## BEGIN Input records

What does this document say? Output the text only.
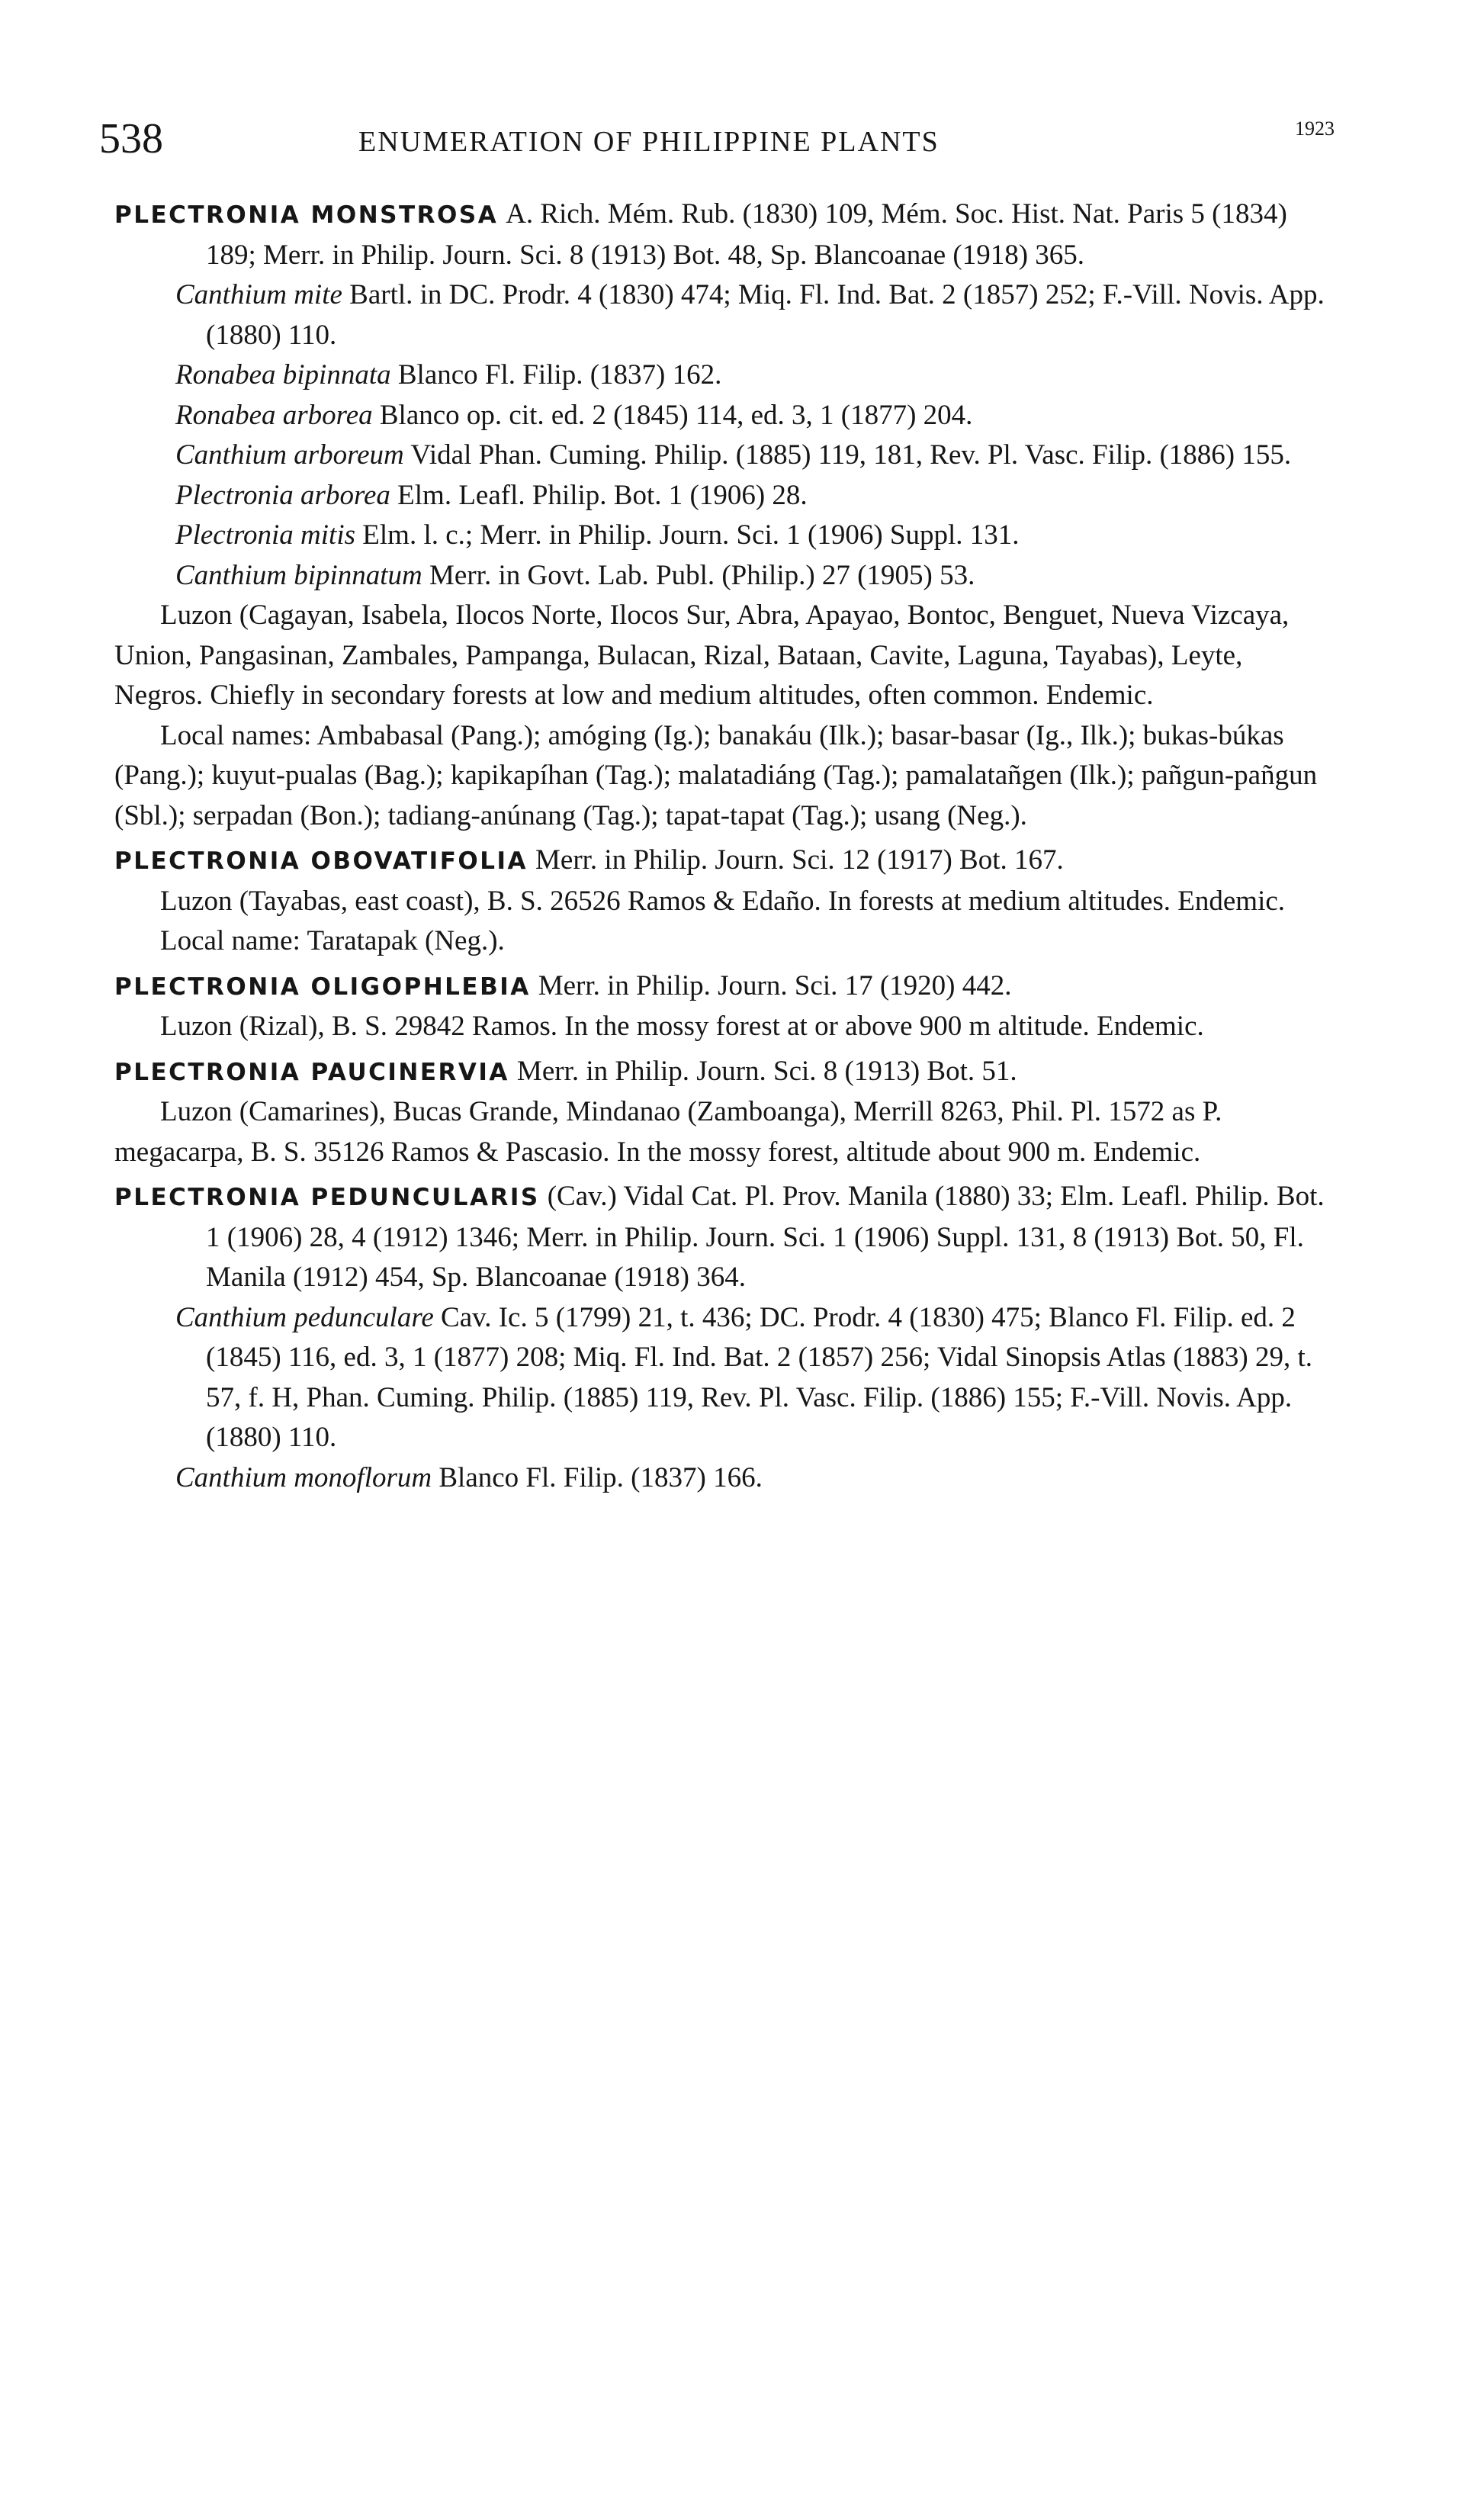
538	ENUMERATION OF PHILIPPINE PLANTS	1923
PLECTRONIA MONSTROSA A. Rich. Mém. Rub. (1830) 109, Mém. Soc. Hist. Nat. Paris 5 (1834) 189; Merr. in Philip. Journ. Sci. 8 (1913) Bot. 48, Sp. Blancoanae (1918) 365.
Canthium mite Bartl. in DC. Prodr. 4 (1830) 474; Miq. Fl. Ind. Bat. 2 (1857) 252; F.-Vill. Novis. App. (1880) 110.
Ronabea bipinnata Blanco Fl. Filip. (1837) 162.
Ronabea arborea Blanco op. cit. ed. 2 (1845) 114, ed. 3, 1 (1877) 204.
Canthium arboreum Vidal Phan. Cuming. Philip. (1885) 119, 181, Rev. Pl. Vasc. Filip. (1886) 155.
Plectronia arborea Elm. Leafl. Philip. Bot. 1 (1906) 28.
Plectronia mitis Elm. l. c.; Merr. in Philip. Journ. Sci. 1 (1906) Suppl. 131.
Canthium bipinnatum Merr. in Govt. Lab. Publ. (Philip.) 27 (1905) 53.
Luzon (Cagayan, Isabela, Ilocos Norte, Ilocos Sur, Abra, Apayao, Bontoc, Benguet, Nueva Vizcaya, Union, Pangasinan, Zambales, Pampanga, Bulacan, Rizal, Bataan, Cavite, Laguna, Tayabas), Leyte, Negros. Chiefly in secondary forests at low and medium altitudes, often common. Endemic.
Local names: Ambabasal (Pang.); amóging (Ig.); banakáu (Ilk.); basar-basar (Ig., Ilk.); bukas-búkas (Pang.); kuyut-pualas (Bag.); kapikapíhan (Tag.); malatadiáng (Tag.); pamalatañgen (Ilk.); pañgun-pañgun (Sbl.); serpadan (Bon.); tadiang-anúnang (Tag.); tapat-tapat (Tag.); usang (Neg.).
PLECTRONIA OBOVATIFOLIA Merr. in Philip. Journ. Sci. 12 (1917) Bot. 167.
Luzon (Tayabas, east coast), B. S. 26526 Ramos & Edaño. In forests at medium altitudes. Endemic.
Local name: Taratapak (Neg.).
PLECTRONIA OLIGOPHLEBIA Merr. in Philip. Journ. Sci. 17 (1920) 442.
Luzon (Rizal), B. S. 29842 Ramos. In the mossy forest at or above 900 m altitude. Endemic.
PLECTRONIA PAUCINERVIA Merr. in Philip. Journ. Sci. 8 (1913) Bot. 51.
Luzon (Camarines), Bucas Grande, Mindanao (Zamboanga), Merrill 8263, Phil. Pl. 1572 as P. megacarpa, B. S. 35126 Ramos & Pascasio. In the mossy forest, altitude about 900 m. Endemic.
PLECTRONIA PEDUNCULARIS (Cav.) Vidal Cat. Pl. Prov. Manila (1880) 33; Elm. Leafl. Philip. Bot. 1 (1906) 28, 4 (1912) 1346; Merr. in Philip. Journ. Sci. 1 (1906) Suppl. 131, 8 (1913) Bot. 50, Fl. Manila (1912) 454, Sp. Blancoanae (1918) 364.
Canthium pedunculare Cav. Ic. 5 (1799) 21, t. 436; DC. Prodr. 4 (1830) 475; Blanco Fl. Filip. ed. 2 (1845) 116, ed. 3, 1 (1877) 208; Miq. Fl. Ind. Bat. 2 (1857) 256; Vidal Sinopsis Atlas (1883) 29, t. 57, f. H, Phan. Cuming. Philip. (1885) 119, Rev. Pl. Vasc. Filip. (1886) 155; F.-Vill. Novis. App. (1880) 110.
Canthium monoflorum Blanco Fl. Filip. (1837) 166.
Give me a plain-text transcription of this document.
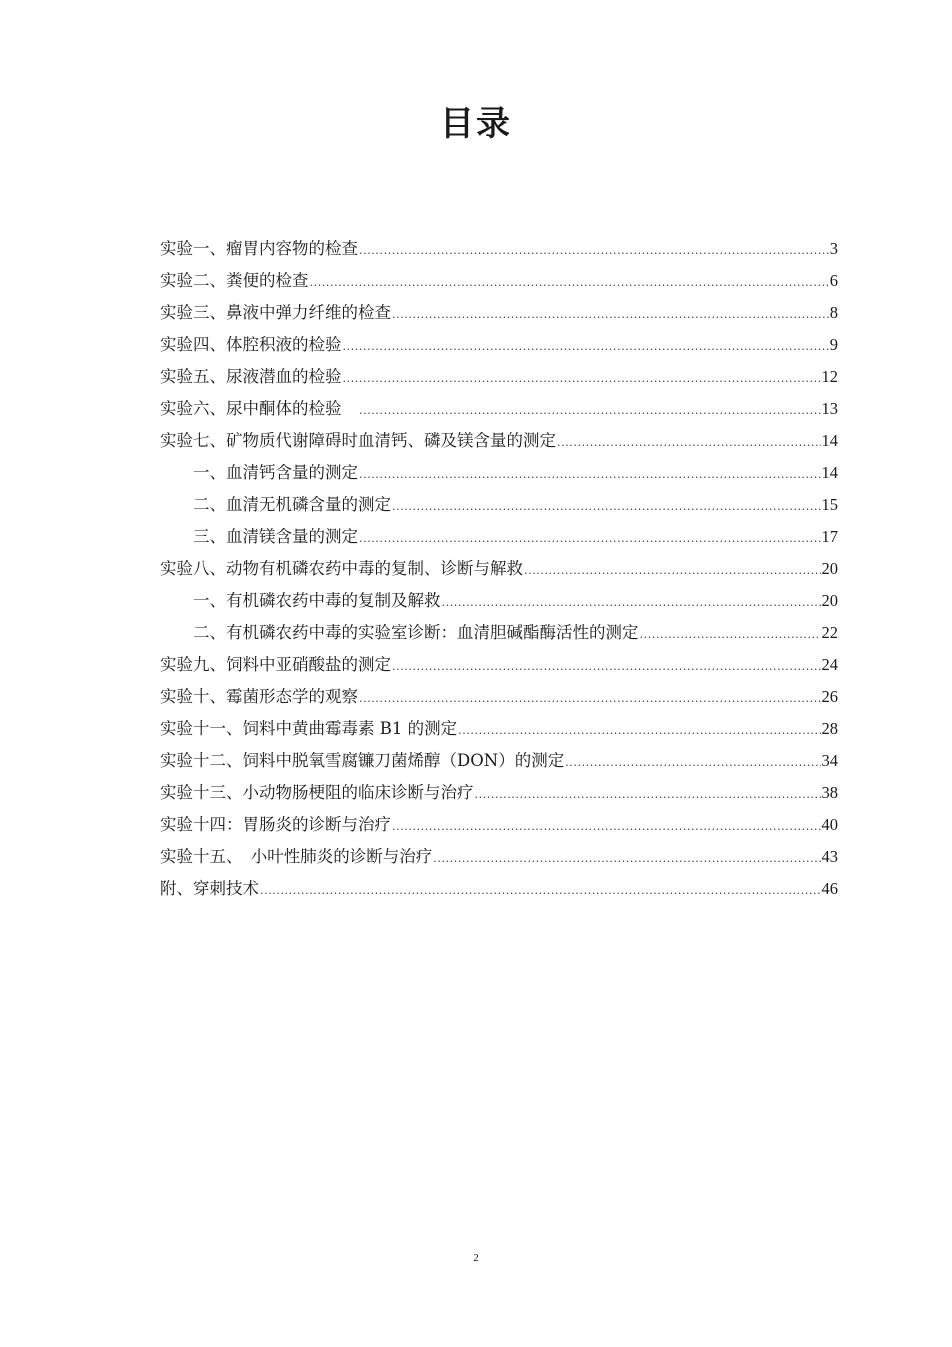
目录
实验一、瘤胃内容物的检查 .....	3
实验二、粪便的检查 .....	6
实验三、鼻液中弹力纤维的检查 .....	8
实验四、体腔积液的检验 .....	9
实验五、尿液潜血的检验 .....	12
实验六、尿中酮体的检验　 .....	13
实验七、矿物质代谢障碍时血清钙、磷及镁含量的测定 .....	14
一、血清钙含量的测定 .....	14
二、血清无机磷含量的测定 .....	15
三、血清镁含量的测定 .....	17
实验八、动物有机磷农药中毒的复制、诊断与解救 .....	20
一、有机磷农药中毒的复制及解救 .....	20
二、有机磷农药中毒的实验室诊断：血清胆碱酯酶活性的测定 .....	22
实验九、饲料中亚硝酸盐的测定 .....	24
实验十、霉菌形态学的观察 .....	26
实验十一、饲料中黄曲霉毒素 B1 的测定 .....	28
实验十二、饲料中脱氧雪腐镰刀菌烯醇（DON）的测定 .....	34
实验十三、小动物肠梗阻的临床诊断与治疗 .....	38
实验十四：胃肠炎的诊断与治疗 .....	40
实验十五、　小叶性肺炎的诊断与治疗 .....	43
附、穿刺技术 .....	46
2
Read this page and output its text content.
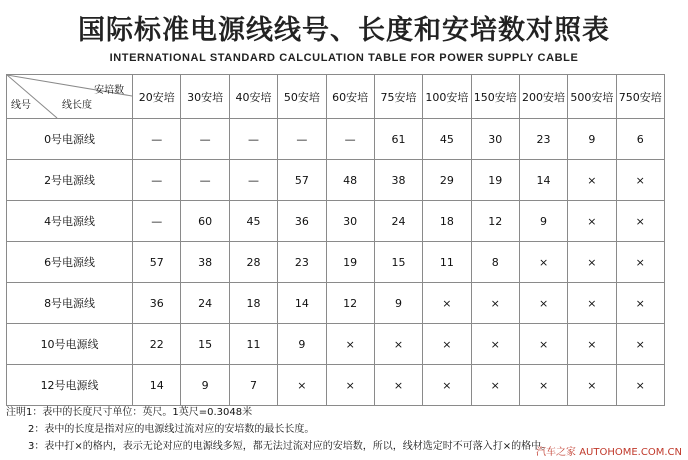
国际标准电源线线号、长度和安培数对照表
INTERNATIONAL STANDARD CALCULATION TABLE FOR POWER SUPPLY CABLE
安培数
线长度
线号	20安培	30安培	40安培	50安培	60安培	75安培	100安培	150安培	200安培	500安培	750安培
0号电源线	—	—	—	—	—	61	45	30	23	9	6
2号电源线	—	—	—	57	48	38	29	19	14	×	×
4号电源线	—	60	45	36	30	24	18	12	9	×	×
6号电源线	57	38	28	23	19	15	11	8	×	×	×
8号电源线	36	24	18	14	12	9	×	×	×	×	×
10号电源线	22	15	11	9	×	×	×	×	×	×	×
12号电源线	14	9	7	×	×	×	×	×	×	×	×
注明1：表中的长度尺寸单位：英尺。1英尺=0.3048米
2：表中的长度是指对应的电源线过流对应的安培数的最长长度。
3：表中打×的格内，表示无论对应的电源线多短，都无法过流对应的安培数，所以，线材选定时不可落入打×的格中。
汽车之家 AUTOHOME.COM.CN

## END Input records

The request
Only a number is expected here: the count of lines in the listing that hold the string "Filip".

Solution to the problem
4